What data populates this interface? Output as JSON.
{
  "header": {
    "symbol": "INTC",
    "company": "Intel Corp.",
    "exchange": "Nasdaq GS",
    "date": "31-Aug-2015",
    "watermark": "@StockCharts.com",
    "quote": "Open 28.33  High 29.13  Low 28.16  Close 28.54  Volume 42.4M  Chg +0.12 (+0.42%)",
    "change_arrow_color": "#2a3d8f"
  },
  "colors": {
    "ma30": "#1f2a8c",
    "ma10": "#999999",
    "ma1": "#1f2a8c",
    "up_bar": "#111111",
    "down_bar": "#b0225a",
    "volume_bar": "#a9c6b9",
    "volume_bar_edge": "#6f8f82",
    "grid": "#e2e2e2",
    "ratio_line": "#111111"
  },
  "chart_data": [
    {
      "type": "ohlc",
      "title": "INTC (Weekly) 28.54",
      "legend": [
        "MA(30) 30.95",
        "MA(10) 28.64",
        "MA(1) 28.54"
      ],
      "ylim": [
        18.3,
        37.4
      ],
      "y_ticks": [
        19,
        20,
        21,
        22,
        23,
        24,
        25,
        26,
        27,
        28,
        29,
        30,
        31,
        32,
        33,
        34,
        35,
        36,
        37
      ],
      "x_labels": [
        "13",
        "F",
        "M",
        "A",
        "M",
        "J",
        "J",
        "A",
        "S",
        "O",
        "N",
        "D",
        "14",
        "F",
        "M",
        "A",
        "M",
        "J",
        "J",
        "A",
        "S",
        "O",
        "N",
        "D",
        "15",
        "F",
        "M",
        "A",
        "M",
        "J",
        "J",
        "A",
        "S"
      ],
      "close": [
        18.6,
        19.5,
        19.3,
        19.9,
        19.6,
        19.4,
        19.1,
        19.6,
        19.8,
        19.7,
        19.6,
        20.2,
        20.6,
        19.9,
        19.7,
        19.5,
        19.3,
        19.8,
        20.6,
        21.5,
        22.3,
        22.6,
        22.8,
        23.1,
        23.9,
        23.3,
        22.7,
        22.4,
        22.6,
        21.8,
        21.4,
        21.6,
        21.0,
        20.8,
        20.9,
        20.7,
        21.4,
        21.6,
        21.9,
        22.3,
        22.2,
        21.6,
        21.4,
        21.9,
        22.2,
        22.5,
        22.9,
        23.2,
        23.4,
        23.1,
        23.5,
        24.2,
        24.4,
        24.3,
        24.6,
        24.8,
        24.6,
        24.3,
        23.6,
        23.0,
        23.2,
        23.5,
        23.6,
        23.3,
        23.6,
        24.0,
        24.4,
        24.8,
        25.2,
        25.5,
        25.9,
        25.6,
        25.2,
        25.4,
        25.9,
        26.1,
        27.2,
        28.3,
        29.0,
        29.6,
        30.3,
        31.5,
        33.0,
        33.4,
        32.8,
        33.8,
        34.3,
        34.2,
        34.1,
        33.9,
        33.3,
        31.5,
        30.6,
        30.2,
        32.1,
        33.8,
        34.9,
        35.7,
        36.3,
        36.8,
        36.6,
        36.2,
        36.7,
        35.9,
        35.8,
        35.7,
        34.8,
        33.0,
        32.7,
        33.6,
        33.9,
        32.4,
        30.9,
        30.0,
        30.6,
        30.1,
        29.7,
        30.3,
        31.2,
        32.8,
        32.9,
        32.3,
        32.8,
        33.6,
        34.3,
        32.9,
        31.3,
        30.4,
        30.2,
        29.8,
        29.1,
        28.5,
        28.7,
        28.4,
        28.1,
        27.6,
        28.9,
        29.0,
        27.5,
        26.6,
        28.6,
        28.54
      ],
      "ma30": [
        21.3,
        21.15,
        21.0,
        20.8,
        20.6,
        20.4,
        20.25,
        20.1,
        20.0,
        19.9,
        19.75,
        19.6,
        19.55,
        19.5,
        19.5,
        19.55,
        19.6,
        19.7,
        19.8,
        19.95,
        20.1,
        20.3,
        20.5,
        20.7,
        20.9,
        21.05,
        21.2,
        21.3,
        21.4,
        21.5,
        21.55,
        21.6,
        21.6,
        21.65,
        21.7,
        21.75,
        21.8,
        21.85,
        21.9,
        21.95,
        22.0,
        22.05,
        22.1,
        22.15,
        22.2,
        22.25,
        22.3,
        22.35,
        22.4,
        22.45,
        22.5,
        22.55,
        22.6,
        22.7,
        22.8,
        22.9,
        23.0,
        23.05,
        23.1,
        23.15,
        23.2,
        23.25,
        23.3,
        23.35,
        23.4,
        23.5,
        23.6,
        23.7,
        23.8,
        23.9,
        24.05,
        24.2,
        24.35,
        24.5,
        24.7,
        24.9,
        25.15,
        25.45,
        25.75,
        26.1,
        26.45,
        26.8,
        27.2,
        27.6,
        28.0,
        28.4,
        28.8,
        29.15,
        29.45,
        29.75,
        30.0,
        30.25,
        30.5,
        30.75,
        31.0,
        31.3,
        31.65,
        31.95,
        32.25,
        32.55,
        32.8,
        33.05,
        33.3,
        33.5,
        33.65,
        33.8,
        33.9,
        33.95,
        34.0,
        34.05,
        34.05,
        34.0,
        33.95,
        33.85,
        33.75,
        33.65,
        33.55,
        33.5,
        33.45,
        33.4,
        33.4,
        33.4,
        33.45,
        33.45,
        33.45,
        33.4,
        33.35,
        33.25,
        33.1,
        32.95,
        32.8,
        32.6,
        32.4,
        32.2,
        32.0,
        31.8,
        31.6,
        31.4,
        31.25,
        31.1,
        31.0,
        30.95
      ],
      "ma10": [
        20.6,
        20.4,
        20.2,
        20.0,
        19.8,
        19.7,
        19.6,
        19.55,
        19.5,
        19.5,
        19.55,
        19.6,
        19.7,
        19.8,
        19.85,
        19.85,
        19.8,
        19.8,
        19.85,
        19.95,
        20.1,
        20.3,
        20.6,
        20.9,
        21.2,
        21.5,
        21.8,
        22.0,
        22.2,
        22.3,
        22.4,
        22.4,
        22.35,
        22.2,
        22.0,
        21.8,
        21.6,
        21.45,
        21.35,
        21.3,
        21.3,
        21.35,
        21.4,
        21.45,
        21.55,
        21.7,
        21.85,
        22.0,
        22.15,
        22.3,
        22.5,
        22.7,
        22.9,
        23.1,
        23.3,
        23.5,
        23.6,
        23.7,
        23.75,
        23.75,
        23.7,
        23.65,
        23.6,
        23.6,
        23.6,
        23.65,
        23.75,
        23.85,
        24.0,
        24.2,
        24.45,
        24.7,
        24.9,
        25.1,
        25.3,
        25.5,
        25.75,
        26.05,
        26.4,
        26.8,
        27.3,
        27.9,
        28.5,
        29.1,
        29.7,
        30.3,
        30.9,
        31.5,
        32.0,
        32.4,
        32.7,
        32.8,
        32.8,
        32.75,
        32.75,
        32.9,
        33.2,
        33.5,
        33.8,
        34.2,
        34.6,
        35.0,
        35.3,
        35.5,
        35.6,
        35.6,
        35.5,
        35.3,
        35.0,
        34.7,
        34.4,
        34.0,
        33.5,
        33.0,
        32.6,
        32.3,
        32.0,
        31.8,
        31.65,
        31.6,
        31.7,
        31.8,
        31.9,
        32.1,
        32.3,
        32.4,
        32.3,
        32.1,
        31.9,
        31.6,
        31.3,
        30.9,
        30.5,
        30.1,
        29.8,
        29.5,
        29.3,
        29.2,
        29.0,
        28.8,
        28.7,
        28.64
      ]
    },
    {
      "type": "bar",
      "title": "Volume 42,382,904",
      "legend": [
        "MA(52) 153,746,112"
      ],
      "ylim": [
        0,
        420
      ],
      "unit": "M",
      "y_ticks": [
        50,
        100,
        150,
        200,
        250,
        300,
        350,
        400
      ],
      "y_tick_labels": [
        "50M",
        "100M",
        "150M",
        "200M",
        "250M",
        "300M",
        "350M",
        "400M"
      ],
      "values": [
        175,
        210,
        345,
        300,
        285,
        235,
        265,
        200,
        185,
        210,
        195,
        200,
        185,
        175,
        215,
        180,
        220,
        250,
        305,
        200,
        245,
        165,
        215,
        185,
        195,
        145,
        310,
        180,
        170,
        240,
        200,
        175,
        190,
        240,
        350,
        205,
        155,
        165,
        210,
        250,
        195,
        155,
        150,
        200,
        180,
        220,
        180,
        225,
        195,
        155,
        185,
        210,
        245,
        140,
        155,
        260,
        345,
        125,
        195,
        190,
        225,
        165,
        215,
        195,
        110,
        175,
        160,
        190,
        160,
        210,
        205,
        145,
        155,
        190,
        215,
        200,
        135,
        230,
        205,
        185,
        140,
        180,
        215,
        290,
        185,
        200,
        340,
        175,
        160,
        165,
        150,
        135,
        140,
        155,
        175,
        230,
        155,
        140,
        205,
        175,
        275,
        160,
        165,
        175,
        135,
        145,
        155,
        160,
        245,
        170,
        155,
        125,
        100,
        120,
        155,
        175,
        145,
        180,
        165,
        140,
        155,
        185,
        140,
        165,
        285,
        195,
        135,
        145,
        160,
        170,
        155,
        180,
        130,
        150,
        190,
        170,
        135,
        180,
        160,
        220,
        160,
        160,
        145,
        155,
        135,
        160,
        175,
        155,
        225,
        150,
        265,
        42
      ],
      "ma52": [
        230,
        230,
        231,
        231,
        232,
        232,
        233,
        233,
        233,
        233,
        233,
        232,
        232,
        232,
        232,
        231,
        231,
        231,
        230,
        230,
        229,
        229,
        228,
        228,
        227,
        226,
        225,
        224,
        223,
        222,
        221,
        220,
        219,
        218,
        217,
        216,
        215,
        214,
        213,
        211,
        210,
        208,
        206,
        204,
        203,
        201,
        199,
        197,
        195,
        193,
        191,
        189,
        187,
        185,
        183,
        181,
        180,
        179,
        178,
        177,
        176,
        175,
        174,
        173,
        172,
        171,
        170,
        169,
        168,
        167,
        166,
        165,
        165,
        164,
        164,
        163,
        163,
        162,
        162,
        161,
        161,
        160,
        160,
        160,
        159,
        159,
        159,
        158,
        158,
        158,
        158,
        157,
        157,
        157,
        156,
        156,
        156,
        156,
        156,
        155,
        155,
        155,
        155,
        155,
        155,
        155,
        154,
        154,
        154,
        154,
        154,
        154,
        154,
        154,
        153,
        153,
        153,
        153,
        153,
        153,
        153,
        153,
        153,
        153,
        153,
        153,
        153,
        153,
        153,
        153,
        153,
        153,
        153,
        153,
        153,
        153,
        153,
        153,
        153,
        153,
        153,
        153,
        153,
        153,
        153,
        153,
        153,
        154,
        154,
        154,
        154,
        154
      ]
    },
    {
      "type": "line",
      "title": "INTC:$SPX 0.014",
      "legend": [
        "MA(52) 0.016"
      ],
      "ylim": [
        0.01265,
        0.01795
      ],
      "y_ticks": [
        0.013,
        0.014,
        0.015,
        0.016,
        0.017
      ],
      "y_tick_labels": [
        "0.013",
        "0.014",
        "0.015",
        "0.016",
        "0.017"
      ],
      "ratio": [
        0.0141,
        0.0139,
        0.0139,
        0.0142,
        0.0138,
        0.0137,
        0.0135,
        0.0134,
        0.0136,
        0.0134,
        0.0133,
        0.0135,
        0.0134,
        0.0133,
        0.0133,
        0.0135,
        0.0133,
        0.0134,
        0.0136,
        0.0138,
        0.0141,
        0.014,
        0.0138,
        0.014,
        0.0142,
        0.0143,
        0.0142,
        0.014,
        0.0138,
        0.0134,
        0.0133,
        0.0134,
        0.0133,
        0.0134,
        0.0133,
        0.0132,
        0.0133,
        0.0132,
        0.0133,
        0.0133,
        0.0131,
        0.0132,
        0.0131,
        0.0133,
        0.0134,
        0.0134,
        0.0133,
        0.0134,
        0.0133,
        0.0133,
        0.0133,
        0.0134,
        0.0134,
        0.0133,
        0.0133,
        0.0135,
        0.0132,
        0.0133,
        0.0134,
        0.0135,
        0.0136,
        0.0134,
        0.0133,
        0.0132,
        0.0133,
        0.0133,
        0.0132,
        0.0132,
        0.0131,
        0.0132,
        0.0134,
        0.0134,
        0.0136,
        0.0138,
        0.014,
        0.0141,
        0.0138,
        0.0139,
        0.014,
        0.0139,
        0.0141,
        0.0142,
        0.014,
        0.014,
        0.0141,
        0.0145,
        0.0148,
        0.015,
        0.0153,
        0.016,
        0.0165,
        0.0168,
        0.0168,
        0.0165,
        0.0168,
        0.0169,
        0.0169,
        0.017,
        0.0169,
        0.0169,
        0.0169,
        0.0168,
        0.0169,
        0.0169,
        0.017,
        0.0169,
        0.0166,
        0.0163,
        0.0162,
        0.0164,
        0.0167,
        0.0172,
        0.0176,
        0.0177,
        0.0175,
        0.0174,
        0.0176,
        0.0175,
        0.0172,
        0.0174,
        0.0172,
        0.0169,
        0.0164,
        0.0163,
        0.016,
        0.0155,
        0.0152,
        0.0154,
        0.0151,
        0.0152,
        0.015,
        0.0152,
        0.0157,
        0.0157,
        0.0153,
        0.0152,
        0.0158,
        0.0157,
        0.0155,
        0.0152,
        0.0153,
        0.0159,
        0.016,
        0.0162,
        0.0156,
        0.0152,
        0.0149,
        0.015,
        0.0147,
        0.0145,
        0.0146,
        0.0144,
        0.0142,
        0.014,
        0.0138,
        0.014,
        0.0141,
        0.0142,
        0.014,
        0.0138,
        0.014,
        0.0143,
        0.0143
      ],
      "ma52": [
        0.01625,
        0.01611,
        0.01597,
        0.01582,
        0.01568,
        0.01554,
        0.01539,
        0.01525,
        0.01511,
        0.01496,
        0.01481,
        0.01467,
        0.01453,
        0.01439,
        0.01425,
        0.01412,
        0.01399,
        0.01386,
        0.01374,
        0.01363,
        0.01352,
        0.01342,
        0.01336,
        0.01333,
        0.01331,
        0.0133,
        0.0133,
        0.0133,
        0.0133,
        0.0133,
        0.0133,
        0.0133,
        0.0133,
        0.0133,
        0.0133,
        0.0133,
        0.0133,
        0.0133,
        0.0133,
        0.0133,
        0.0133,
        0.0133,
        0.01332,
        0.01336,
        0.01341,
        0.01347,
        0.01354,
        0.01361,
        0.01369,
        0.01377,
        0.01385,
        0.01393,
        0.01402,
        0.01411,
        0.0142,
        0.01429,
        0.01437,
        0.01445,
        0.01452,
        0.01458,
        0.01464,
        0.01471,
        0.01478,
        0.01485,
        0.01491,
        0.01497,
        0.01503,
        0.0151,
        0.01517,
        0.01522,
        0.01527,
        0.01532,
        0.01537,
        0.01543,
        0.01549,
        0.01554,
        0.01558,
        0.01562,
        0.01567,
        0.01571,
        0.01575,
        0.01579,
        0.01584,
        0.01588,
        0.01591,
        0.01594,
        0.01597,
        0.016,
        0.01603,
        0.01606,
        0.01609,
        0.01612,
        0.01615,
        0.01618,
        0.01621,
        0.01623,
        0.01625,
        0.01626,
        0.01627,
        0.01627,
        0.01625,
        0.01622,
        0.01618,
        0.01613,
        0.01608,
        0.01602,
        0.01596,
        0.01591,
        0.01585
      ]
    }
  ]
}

--- --- ---

■ TASK PROMPT
A single figure is required: the number of lines above in which the word "INTC" occurs.

■ FULL OUTPUT
3